[START Task material]

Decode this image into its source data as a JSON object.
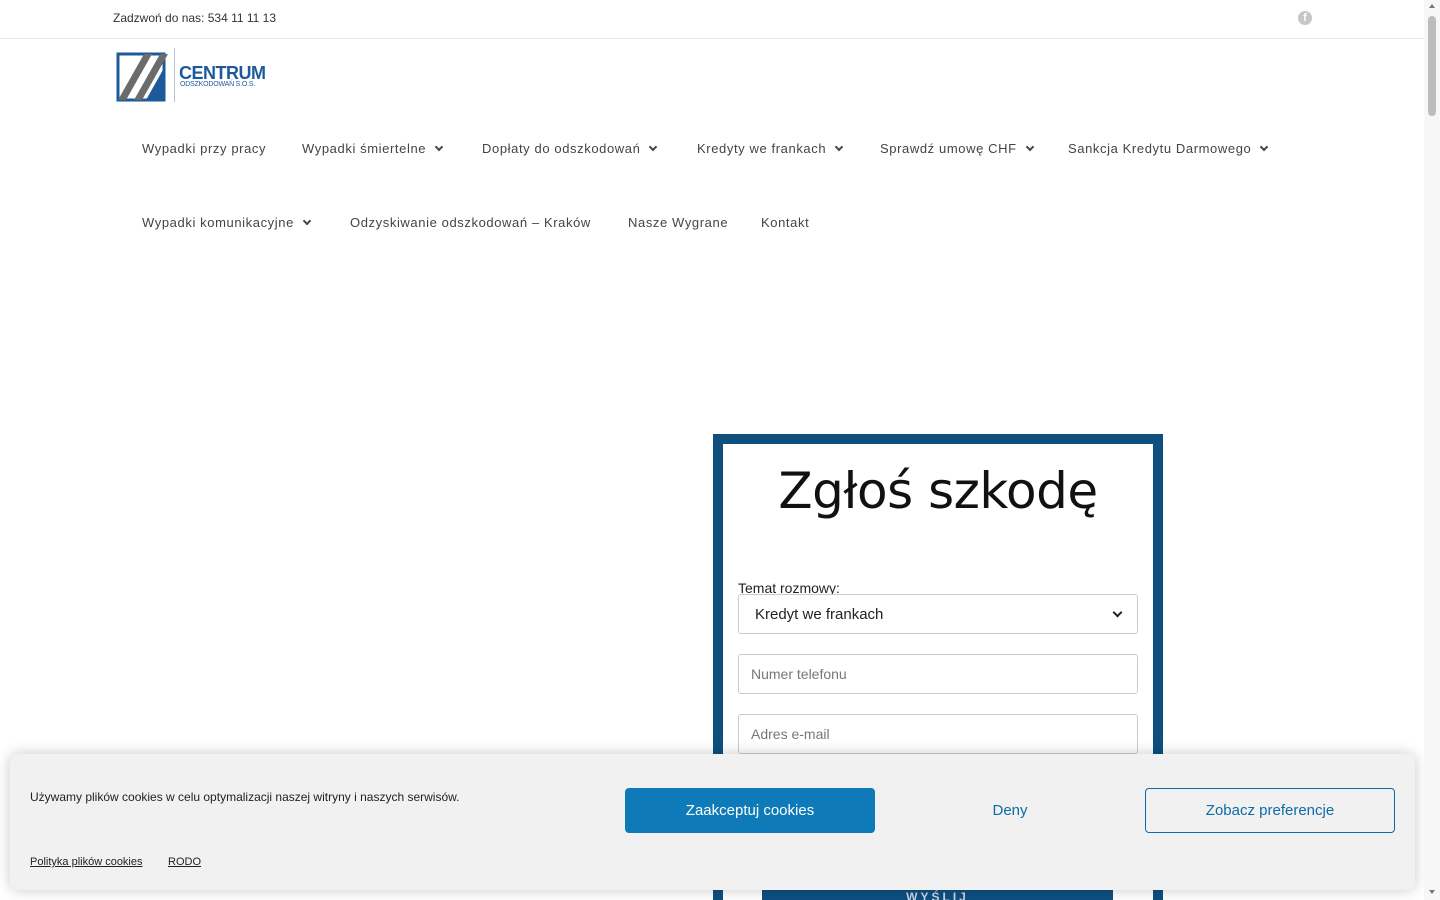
{
  "topbar": {
    "phone": "Zadzwoń do nas: 534 11 11 13",
    "social_icon": "facebook-icon"
  },
  "logo": {
    "brand": "CENTRUM",
    "sub": "ODSZKODOWAŃ S.O.S.",
    "colors": {
      "blue": "#1e5a9a",
      "gray": "#6b6b6b"
    }
  },
  "nav": {
    "items": [
      {
        "label": "Wypadki przy pracy",
        "has_dropdown": false
      },
      {
        "label": "Wypadki śmiertelne",
        "has_dropdown": true
      },
      {
        "label": "Dopłaty do odszkodowań",
        "has_dropdown": true
      },
      {
        "label": "Kredyty we frankach",
        "has_dropdown": true
      },
      {
        "label": "Sprawdź umowę CHF",
        "has_dropdown": true
      },
      {
        "label": "Sankcja Kredytu Darmowego",
        "has_dropdown": true
      },
      {
        "label": "Wypadki komunikacyjne",
        "has_dropdown": true
      },
      {
        "label": "Odzyskiwanie odszkodowań – Kraków",
        "has_dropdown": false
      },
      {
        "label": "Nasze Wygrane",
        "has_dropdown": false
      },
      {
        "label": "Kontakt",
        "has_dropdown": false
      }
    ]
  },
  "form": {
    "title": "Zgłoś szkodę",
    "topic_label": "Temat rozmowy:",
    "topic_value": "Kredyt we frankach",
    "phone_placeholder": "Numer telefonu",
    "email_placeholder": "Adres e-mail",
    "submit_label": "WYŚLIJ",
    "border_color": "#0e4f80"
  },
  "cookie": {
    "message": "Używamy plików cookies w celu optymalizacji naszej witryny i naszych serwisów.",
    "accept_label": "Zaakceptuj cookies",
    "deny_label": "Deny",
    "prefs_label": "Zobacz preferencje",
    "policy_link": "Polityka plików cookies",
    "rodo_link": "RODO",
    "accent_color": "#0e7ab8"
  }
}
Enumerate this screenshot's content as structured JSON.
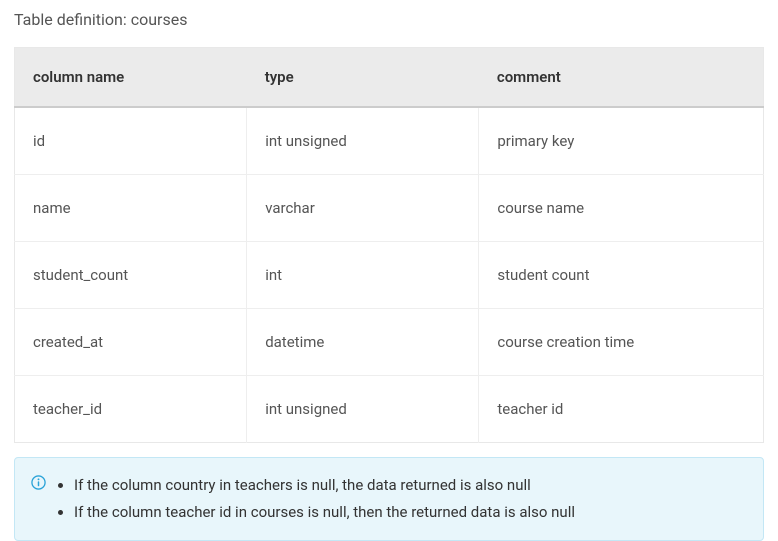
{
  "title": "Table definition: courses",
  "headers": {
    "col1": "column name",
    "col2": "type",
    "col3": "comment"
  },
  "rows": [
    {
      "name": "id",
      "type": "int unsigned",
      "comment": "primary key"
    },
    {
      "name": "name",
      "type": "varchar",
      "comment": "course name"
    },
    {
      "name": "student_count",
      "type": "int",
      "comment": "student count"
    },
    {
      "name": "created_at",
      "type": "datetime",
      "comment": "course creation time"
    },
    {
      "name": "teacher_id",
      "type": "int unsigned",
      "comment": "teacher id"
    }
  ],
  "notes": [
    "If the column country in teachers is null, the data returned is also null",
    "If the column teacher id in courses is null, then the returned data is also null"
  ]
}
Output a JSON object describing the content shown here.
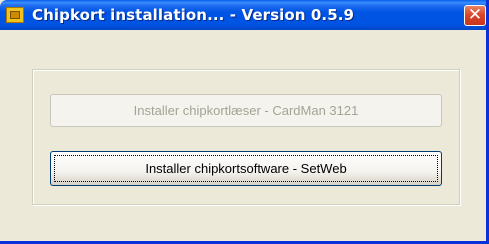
{
  "window": {
    "title": "Chipkort installation... - Version 0.5.9",
    "close_symbol": "✕",
    "icon": "chipcard-icon"
  },
  "buttons": {
    "cardreader_label": "Installer chipkortlæser - CardMan 3121",
    "cardreader_enabled": false,
    "software_label": "Installer chipkortsoftware - SetWeb",
    "software_enabled": true
  },
  "colors": {
    "titlebar": "#0054e3",
    "dialog_bg": "#ece9d8",
    "close_button": "#d9482a"
  }
}
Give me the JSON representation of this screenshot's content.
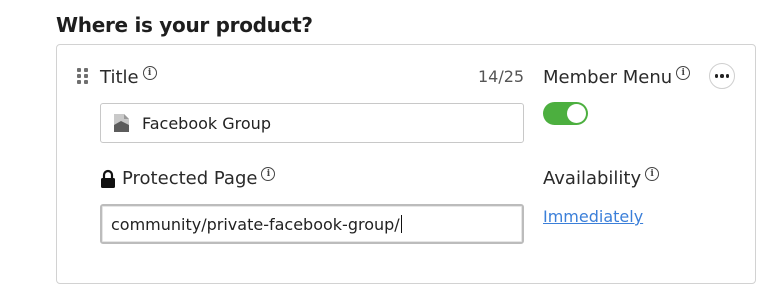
{
  "section": {
    "heading": "Where is your product?"
  },
  "title_field": {
    "label": "Title",
    "char_count": "14/25",
    "value": "Facebook Group",
    "icon": "page-icon"
  },
  "protected_page": {
    "label": "Protected Page",
    "value": "community/private-facebook-group/",
    "icon": "lock-icon"
  },
  "member_menu": {
    "label": "Member Menu",
    "enabled": true,
    "toggle_color": "#4caf3f"
  },
  "availability": {
    "label": "Availability",
    "link_text": "Immediately",
    "link_color": "#3b7fd9"
  },
  "info_glyph": "i"
}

[END Task material]

Find all lines with "this" in them and copy each one.

> **Response**
Decode this image into its source data as a JSON object.
Enumerate this screenshot's content as structured JSON.
Give me the JSON representation of this screenshot's content.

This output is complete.